**Exercise goal**
Please reproduce every record, keeping each one exactly as written.

**Listed entries**
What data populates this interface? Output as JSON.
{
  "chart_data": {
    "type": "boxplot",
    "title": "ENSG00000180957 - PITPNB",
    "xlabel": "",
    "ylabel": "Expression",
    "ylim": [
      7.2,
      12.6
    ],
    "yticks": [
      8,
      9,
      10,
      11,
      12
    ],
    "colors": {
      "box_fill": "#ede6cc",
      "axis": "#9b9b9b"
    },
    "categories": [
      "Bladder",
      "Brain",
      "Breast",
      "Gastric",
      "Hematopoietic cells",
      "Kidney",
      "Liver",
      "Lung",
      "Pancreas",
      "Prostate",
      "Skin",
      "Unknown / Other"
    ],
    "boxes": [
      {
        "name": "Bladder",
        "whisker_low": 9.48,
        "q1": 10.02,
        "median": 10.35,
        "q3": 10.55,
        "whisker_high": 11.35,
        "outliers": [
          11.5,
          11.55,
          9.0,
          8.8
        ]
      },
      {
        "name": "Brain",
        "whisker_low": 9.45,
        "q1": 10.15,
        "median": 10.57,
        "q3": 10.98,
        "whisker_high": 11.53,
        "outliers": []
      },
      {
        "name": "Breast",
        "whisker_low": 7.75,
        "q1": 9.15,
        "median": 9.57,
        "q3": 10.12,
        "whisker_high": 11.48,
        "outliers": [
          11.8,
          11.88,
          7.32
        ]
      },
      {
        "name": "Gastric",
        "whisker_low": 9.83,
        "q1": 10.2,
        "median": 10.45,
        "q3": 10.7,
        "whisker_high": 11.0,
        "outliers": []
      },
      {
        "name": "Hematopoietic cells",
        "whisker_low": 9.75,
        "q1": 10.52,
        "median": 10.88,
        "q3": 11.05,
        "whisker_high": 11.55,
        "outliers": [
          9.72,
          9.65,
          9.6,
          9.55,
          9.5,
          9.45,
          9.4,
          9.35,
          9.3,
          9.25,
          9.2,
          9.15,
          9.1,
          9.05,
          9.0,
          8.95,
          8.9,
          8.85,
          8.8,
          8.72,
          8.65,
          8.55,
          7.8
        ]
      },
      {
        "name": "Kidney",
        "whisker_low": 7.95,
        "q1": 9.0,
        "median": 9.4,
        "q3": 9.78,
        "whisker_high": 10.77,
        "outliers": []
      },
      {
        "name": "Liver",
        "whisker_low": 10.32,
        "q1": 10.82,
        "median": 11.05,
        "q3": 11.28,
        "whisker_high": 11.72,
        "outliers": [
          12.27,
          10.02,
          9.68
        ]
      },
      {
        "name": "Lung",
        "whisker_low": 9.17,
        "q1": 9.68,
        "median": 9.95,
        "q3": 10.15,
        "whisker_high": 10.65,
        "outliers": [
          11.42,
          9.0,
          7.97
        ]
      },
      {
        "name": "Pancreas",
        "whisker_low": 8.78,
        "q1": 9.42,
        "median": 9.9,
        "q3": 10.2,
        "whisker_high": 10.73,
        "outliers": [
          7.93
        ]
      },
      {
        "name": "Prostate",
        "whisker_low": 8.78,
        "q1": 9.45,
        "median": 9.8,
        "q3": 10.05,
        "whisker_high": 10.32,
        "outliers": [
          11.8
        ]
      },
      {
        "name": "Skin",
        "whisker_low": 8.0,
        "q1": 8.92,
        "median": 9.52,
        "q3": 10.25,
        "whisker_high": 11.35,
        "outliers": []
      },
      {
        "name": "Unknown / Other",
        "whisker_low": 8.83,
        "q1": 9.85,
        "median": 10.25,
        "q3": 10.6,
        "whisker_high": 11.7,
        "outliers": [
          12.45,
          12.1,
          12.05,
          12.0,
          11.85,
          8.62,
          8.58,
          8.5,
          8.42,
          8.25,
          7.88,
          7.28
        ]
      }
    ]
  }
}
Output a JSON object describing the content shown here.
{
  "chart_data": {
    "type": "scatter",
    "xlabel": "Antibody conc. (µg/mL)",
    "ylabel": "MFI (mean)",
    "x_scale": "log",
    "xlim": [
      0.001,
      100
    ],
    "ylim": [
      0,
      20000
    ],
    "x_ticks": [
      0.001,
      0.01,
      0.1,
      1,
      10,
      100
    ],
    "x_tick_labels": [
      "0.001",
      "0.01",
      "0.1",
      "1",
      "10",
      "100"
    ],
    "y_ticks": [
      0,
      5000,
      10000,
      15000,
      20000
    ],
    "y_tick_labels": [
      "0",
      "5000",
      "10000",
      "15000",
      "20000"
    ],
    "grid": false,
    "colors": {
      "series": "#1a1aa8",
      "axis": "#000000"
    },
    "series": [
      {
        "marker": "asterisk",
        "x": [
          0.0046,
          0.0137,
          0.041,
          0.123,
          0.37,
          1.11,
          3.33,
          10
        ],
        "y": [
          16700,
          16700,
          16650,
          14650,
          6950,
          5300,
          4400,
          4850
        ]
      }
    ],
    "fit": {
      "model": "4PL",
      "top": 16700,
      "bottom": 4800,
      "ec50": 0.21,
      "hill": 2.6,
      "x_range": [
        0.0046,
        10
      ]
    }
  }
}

**Answer section**
What data populates this interface? Output as JSON.
{
  "chart_data": {
    "type": "boxplot",
    "title": "ENSG00000180957 - PITPNB",
    "xlabel": "",
    "ylabel": "Expression",
    "ylim": [
      7.2,
      12.6
    ],
    "yticks": [
      8,
      9,
      10,
      11,
      12
    ],
    "colors": {
      "box_fill": "#ede6cc",
      "axis": "#9b9b9b"
    },
    "categories": [
      "Bladder",
      "Brain",
      "Breast",
      "Gastric",
      "Hematopoietic cells",
      "Kidney",
      "Liver",
      "Lung",
      "Pancreas",
      "Prostate",
      "Skin",
      "Unknown / Other"
    ],
    "boxes": [
      {
        "name": "Bladder",
        "whisker_low": 9.48,
        "q1": 10.02,
        "median": 10.35,
        "q3": 10.55,
        "whisker_high": 11.35,
        "outliers": [
          11.5,
          11.55,
          9.0,
          8.8
        ]
      },
      {
        "name": "Brain",
        "whisker_low": 9.45,
        "q1": 10.15,
        "median": 10.57,
        "q3": 10.98,
        "whisker_high": 11.53,
        "outliers": []
      },
      {
        "name": "Breast",
        "whisker_low": 7.75,
        "q1": 9.15,
        "median": 9.57,
        "q3": 10.12,
        "whisker_high": 11.48,
        "outliers": [
          11.8,
          11.88,
          7.32
        ]
      },
      {
        "name": "Gastric",
        "whisker_low": 9.83,
        "q1": 10.2,
        "median": 10.45,
        "q3": 10.7,
        "whisker_high": 11.0,
        "outliers": []
      },
      {
        "name": "Hematopoietic cells",
        "whisker_low": 9.75,
        "q1": 10.52,
        "median": 10.88,
        "q3": 11.05,
        "whisker_high": 11.55,
        "outliers": [
          9.72,
          9.65,
          9.6,
          9.55,
          9.5,
          9.45,
          9.4,
          9.35,
          9.3,
          9.25,
          9.2,
          9.15,
          9.1,
          9.05,
          9.0,
          8.95,
          8.9,
          8.85,
          8.8,
          8.72,
          8.65,
          8.55,
          7.8
        ]
      },
      {
        "name": "Kidney",
        "whisker_low": 7.95,
        "q1": 9.0,
        "median": 9.4,
        "q3": 9.78,
        "whisker_high": 10.77,
        "outliers": []
      },
      {
        "name": "Liver",
        "whisker_low": 10.32,
        "q1": 10.82,
        "median": 11.05,
        "q3": 11.28,
        "whisker_high": 11.72,
        "outliers": [
          12.27,
          10.02,
          9.68
        ]
      },
      {
        "name": "Lung",
        "whisker_low": 9.17,
        "q1": 9.68,
        "median": 9.95,
        "q3": 10.15,
        "whisker_high": 10.65,
        "outliers": [
          11.42,
          9.0,
          7.97
        ]
      },
      {
        "name": "Pancreas",
        "whisker_low": 8.78,
        "q1": 9.42,
        "median": 9.9,
        "q3": 10.2,
        "whisker_high": 10.73,
        "outliers": [
          7.93
        ]
      },
      {
        "name": "Prostate",
        "whisker_low": 8.78,
        "q1": 9.45,
        "median": 9.8,
        "q3": 10.05,
        "whisker_high": 10.32,
        "outliers": [
          11.8
        ]
      },
      {
        "name": "Skin",
        "whisker_low": 8.0,
        "q1": 8.92,
        "median": 9.52,
        "q3": 10.25,
        "whisker_high": 11.35,
        "outliers": []
      },
      {
        "name": "Unknown / Other",
        "whisker_low": 8.83,
        "q1": 9.85,
        "median": 10.25,
        "q3": 10.6,
        "whisker_high": 11.7,
        "outliers": [
          12.45,
          12.1,
          12.05,
          12.0,
          11.85,
          8.62,
          8.58,
          8.5,
          8.42,
          8.25,
          7.88,
          7.28
        ]
      }
    ]
  }
}
Output a JSON object describing the content shown here.
{
  "chart_data": {
    "type": "scatter",
    "xlabel": "Antibody conc. (µg/mL)",
    "ylabel": "MFI (mean)",
    "x_scale": "log",
    "xlim": [
      0.001,
      100
    ],
    "ylim": [
      0,
      20000
    ],
    "x_ticks": [
      0.001,
      0.01,
      0.1,
      1,
      10,
      100
    ],
    "x_tick_labels": [
      "0.001",
      "0.01",
      "0.1",
      "1",
      "10",
      "100"
    ],
    "y_ticks": [
      0,
      5000,
      10000,
      15000,
      20000
    ],
    "y_tick_labels": [
      "0",
      "5000",
      "10000",
      "15000",
      "20000"
    ],
    "grid": false,
    "colors": {
      "series": "#1a1aa8",
      "axis": "#000000"
    },
    "series": [
      {
        "marker": "asterisk",
        "x": [
          0.0046,
          0.0137,
          0.041,
          0.123,
          0.37,
          1.11,
          3.33,
          10
        ],
        "y": [
          16700,
          16700,
          16650,
          14650,
          6950,
          5300,
          4400,
          4850
        ]
      }
    ],
    "fit": {
      "model": "4PL",
      "top": 16700,
      "bottom": 4800,
      "ec50": 0.21,
      "hill": 2.6,
      "x_range": [
        0.0046,
        10
      ]
    }
  }
}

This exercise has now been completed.